Source text:
Lakers' Magic is player of the month
NEW YORK — Guard Earvin “Magic” Johnson of the Los Angeles Lakers, who averaged 21.7 points and 14.6 assists in March, has been named the NBA’s Player of the Month, the league announced Wednesday. Johnson shot .589 from the field and .819 from the foul line last month as the Lakers won 13 of 14 games and clinched their sixth straight Pacific Division title. He leads the league with 12.3 assists per game and is 10th in scoring with an average of 23.9 points per game. Both Johnson and Chicago’s Michael Jordan have won the award twice this season.
From Mar. 31 to Apr. 5, Magic posted four consecutive triple doubles, averaging 28.3 points on 53.5 percent shooting from the floor and 58.2 percent true shooting, 10.3 rebounds, 11.8 assists and 1.5 steals in four Laker victories.
NEW YORK (AP) — Magic Johnson of the Los Angeles Lakers, who hit double figures in points, rebounds and assists in all four of his games, was named Monday as the NBA’s Player of the Week.
For the week, Johnson averaged 28.2 points [28.25], 11.8 assists and 10.2 rebounds [10.25]. He leads the NBA in assists with 12.3 a game and is ninth in points at 24.1.
Other nominees were Larry Bird of Boston, Buck Williams of New Jersey, Karl Malone of Utah and Xavier McDaniel of Seattle.
This triple-double streak began three games into a season-high 11-game winning streak from Mar. 26 to Apr. 16, during which Magic averaged 25.1 points on 57.2 percent shooting and 63.7 percent true shooting, 8 rebounds, 12.9 assists and 2.55 steals.
The Lakers finished the season 65-17, the best record of the Showtime era and the second-best record in franchise history behind the 1971-72 Lakers, who went an NBA-record 69-13. The Lakers led the league with a 115.6 offensive rating, the highest in NBA history. Magic won the NBA Most Valuable Player award after averaging a career-high 23.9 points (10th in the league) on 52.2 percent shooting and 60.2 percent true shooting, 6.3 rebounds, 12.2 assists (1st) and 1.73 steals in 36.3 minutes per game. “
He was selected as NBA Player of the Week an unprecedented five times this year and was Player of the Month in both December and March” (
Daily News of Los Angeles, May 14, 1987).
Believe in Magic
Lakers have passed the torch to Earvin Johnson
LOS ANGELES — One second left. Score tied. Rodney McCray lofts the ball to Ralph Sampson, who turns and twists and tosses it at the basket from the foul line. The ball glances off the heel of the rim, bounces around and slices through the net like a dagger.

Goal A: Output the passage of the Magic Johnson article from "From Mar. 31" to "McDaniel of Seattle.".
Goal B: In the Magic Johnson article, what record did the Lakers finish the season with?
Goal C: Resume the Magic Johnson article after its final sentence.
The items that follow the Magic Johnson article have no connection to it.

Entries provided:
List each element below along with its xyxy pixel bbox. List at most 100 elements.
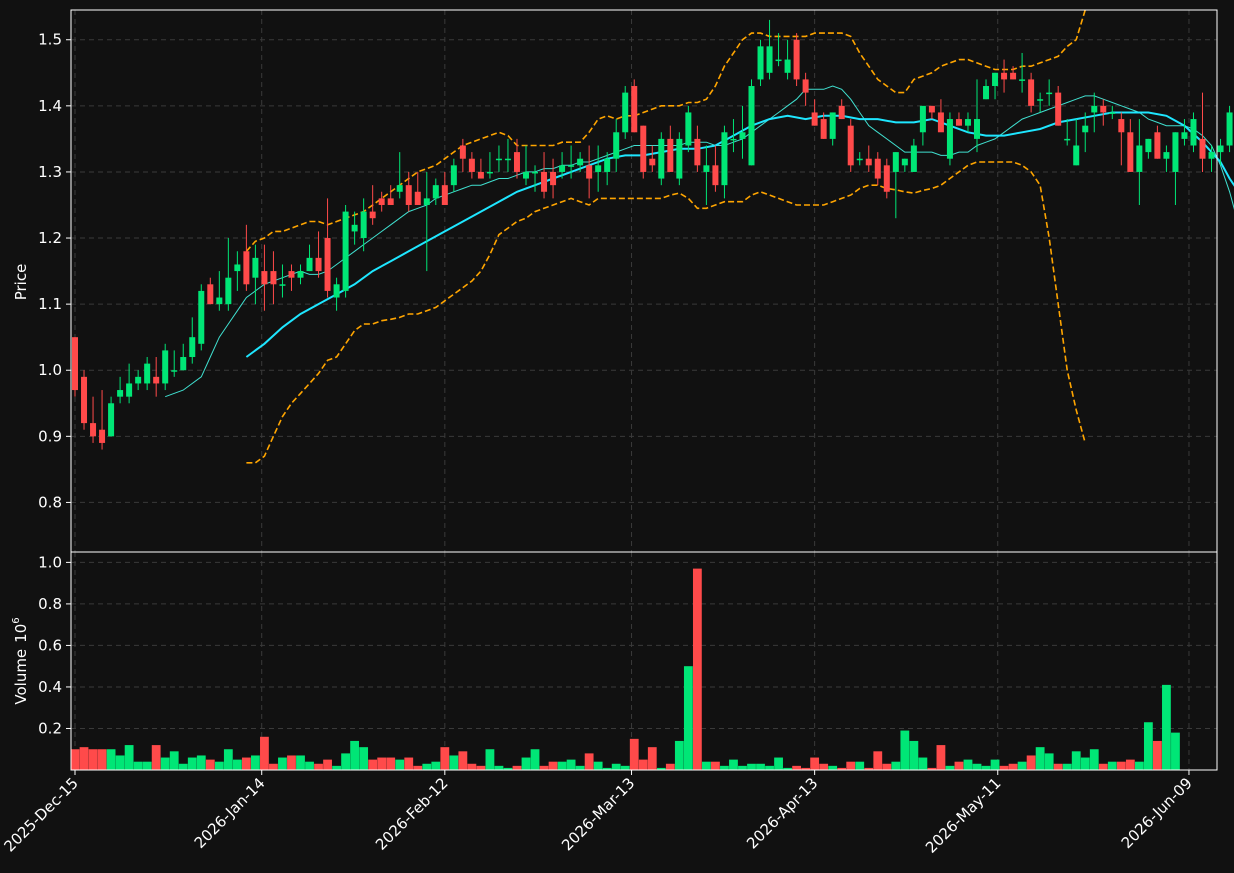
candle — [1028, 72, 1035, 113]
volume-bar — [368, 759, 378, 770]
volume-bar — [683, 666, 693, 770]
candle-body — [1217, 145, 1224, 153]
volume-bar — [241, 757, 251, 770]
candle — [126, 363, 133, 404]
volume-bar — [810, 757, 820, 770]
price-y-tick-label: 1.4 — [38, 97, 62, 115]
candle-body — [523, 171, 529, 179]
candle-body — [712, 165, 719, 186]
candle-body — [108, 403, 115, 437]
candle — [477, 158, 484, 179]
candle-body — [1109, 112, 1116, 114]
volume-bar — [214, 761, 224, 770]
candle-body — [874, 158, 881, 179]
volume-grid — [71, 552, 1217, 770]
candle-body — [1028, 79, 1035, 106]
candle-body — [1163, 152, 1170, 159]
candle — [261, 244, 268, 311]
price-y-tick-label: 1.1 — [38, 295, 62, 313]
candle-body — [495, 158, 502, 161]
candle-body — [613, 132, 620, 159]
volume-bar — [323, 759, 332, 770]
candle-body — [441, 185, 448, 205]
volume-y-label: Volume 106 — [11, 617, 30, 704]
candle-body — [568, 165, 575, 167]
candle — [414, 171, 421, 205]
candle — [207, 277, 214, 305]
candle — [243, 224, 250, 291]
candle-body — [1136, 145, 1143, 172]
volume-bar — [819, 763, 829, 770]
candle — [450, 158, 457, 192]
candle — [829, 112, 836, 146]
candle-body — [1100, 105, 1107, 113]
candle — [306, 244, 313, 272]
volume-bar — [521, 757, 531, 770]
volume-bar — [260, 736, 269, 770]
volume-bar — [296, 755, 305, 770]
candle-body — [297, 271, 304, 278]
candle-body — [504, 158, 511, 161]
candle-body — [541, 171, 548, 192]
candle — [1190, 112, 1197, 153]
volume-bar — [801, 767, 811, 770]
candle — [955, 112, 962, 126]
candle — [1037, 92, 1044, 113]
volume-bar — [449, 755, 459, 770]
volume-bar — [756, 763, 765, 770]
candle — [586, 145, 593, 199]
volume-bar — [837, 767, 847, 770]
volume-bar — [972, 763, 982, 770]
candle — [324, 198, 331, 298]
volume-bar — [404, 757, 414, 770]
candle — [577, 152, 584, 172]
candle — [658, 132, 665, 186]
candle — [441, 171, 448, 205]
volume-bar — [963, 759, 973, 770]
volume-bar — [828, 765, 838, 770]
candle — [694, 125, 701, 172]
volume-bar — [783, 767, 792, 770]
volume-bar — [593, 761, 603, 770]
candle — [252, 244, 259, 305]
candle-body — [559, 165, 566, 172]
candle-body — [432, 185, 439, 199]
candle-body — [667, 138, 674, 172]
candle — [234, 251, 241, 291]
candle-body — [207, 284, 214, 305]
candle-body — [180, 357, 187, 371]
candle-body — [468, 158, 475, 172]
volume-bar — [602, 767, 612, 770]
candle-body — [622, 92, 629, 133]
candle — [748, 79, 755, 166]
volume-bar — [846, 761, 856, 770]
candle-body — [1046, 92, 1053, 95]
candle-body — [919, 105, 926, 133]
candle-body — [649, 158, 656, 166]
candle — [198, 284, 205, 351]
indicator-line-band-lower — [246, 161, 1086, 464]
candle-body — [414, 191, 421, 205]
candle — [532, 165, 539, 192]
candle — [1181, 119, 1188, 146]
volume-bar — [575, 765, 585, 770]
candle — [432, 178, 439, 205]
candle-body — [883, 165, 890, 192]
candle-body — [1001, 72, 1008, 80]
volume-bar — [278, 757, 287, 770]
candle-body — [676, 138, 683, 179]
candle — [423, 171, 430, 272]
volume-bar — [702, 761, 711, 770]
candle-body — [820, 119, 827, 139]
candle — [730, 119, 737, 153]
price-y-tick-label: 1.2 — [38, 229, 62, 247]
candle-body — [532, 171, 539, 174]
candle-body — [1118, 119, 1125, 133]
candle-body — [1181, 132, 1188, 139]
candle-body — [1199, 138, 1206, 159]
candle-body — [640, 125, 647, 172]
candle — [640, 125, 647, 179]
candle — [171, 350, 178, 377]
candle — [1091, 92, 1098, 133]
candle — [99, 390, 106, 450]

Exercise answer A:
From Mar. 31 to Apr. 5, Magic posted four consecutive triple doubles, averaging 28.3 points on 53.5 percent shooting from the floor and 58.2 percent true shooting, 10.3 rebounds, 11.8 assists and 1.5 steals in four Laker victories.
NEW YORK (AP) — Magic Johnson of the Los Angeles Lakers, who hit double figures in points, rebounds and assists in all four of his games, was named Monday as the NBA’s Player of the Week.
For the week, Johnson averaged 28.2 points [28.25], 11.8 assists and 10.2 rebounds [10.25]. He leads the NBA in assists with 12.3 a game and is ninth in points at 24.1.
Other nominees were Larry Bird of Boston, Buck Williams of New Jersey, Karl Malone of Utah and Xavier McDaniel of Seattle.

Exercise answer B: 65-17

Exercise answer C:
A magic shot, and — poof — the Lakers were dead.
The Houston Rockets moved on to play the Boston Celtics for the NBA title last season, while the Los Angeles Lakers, the defending champions, were swept into the dusty corner of oblivion.
The Rockets, with their Twin Towers of Sampson and Akeem Olajuwon, had launched their dynasty. The Lakers were history. Kareem was too old. Magic was not bold enough.
Now, a year later, where are those mighty Rockets? Where are the Dallas Mavericks and Portland Trail Blazers, the other “rising” powers in the West?
And where are the Lakers? The once and future kings of the NBA are in the finals for the sixth time in the last eight years. They open a seven-game series against the Boston Celtics tonight in Los Angeles.
The Lakers bounced back with the best record (65-17) in basketball this season. They believed in Magic.
Earvin (Magic) Johnson made use of his entire bag of tricks in his eighth professional season.
“You’ve never seen the real Magic Johnson,” Johnson once said.
“There’s a lot more to my game than I’ve shown, and one day I’m going to show it.”
This season was Magic’s Showtime. Magic passed as brilliantly as ever, but he shot, too, and rival defenses couldn’t figure out what to do.
The 6-foot-9 point guard produced his best season, an MVP season. Magic raised his scoring average to 23.9 points per game, six above his career norm, while he continued to lead the league in assists — the fourth straight year.
“Magic is the most intuitive person I’ve ever known about reading the environment of the team,” said Lakers coach Pat Riley. “He knew what he had to do, and the team knew it.”
“I realized that I had to change my game this season if we were to continue to be successful,” Magic said. “I knew I would have to start scoring more.
“It was a big adjustment. During my first seven years with the Lakers, my main duty was handling the ball. And scoring was an afterthought.”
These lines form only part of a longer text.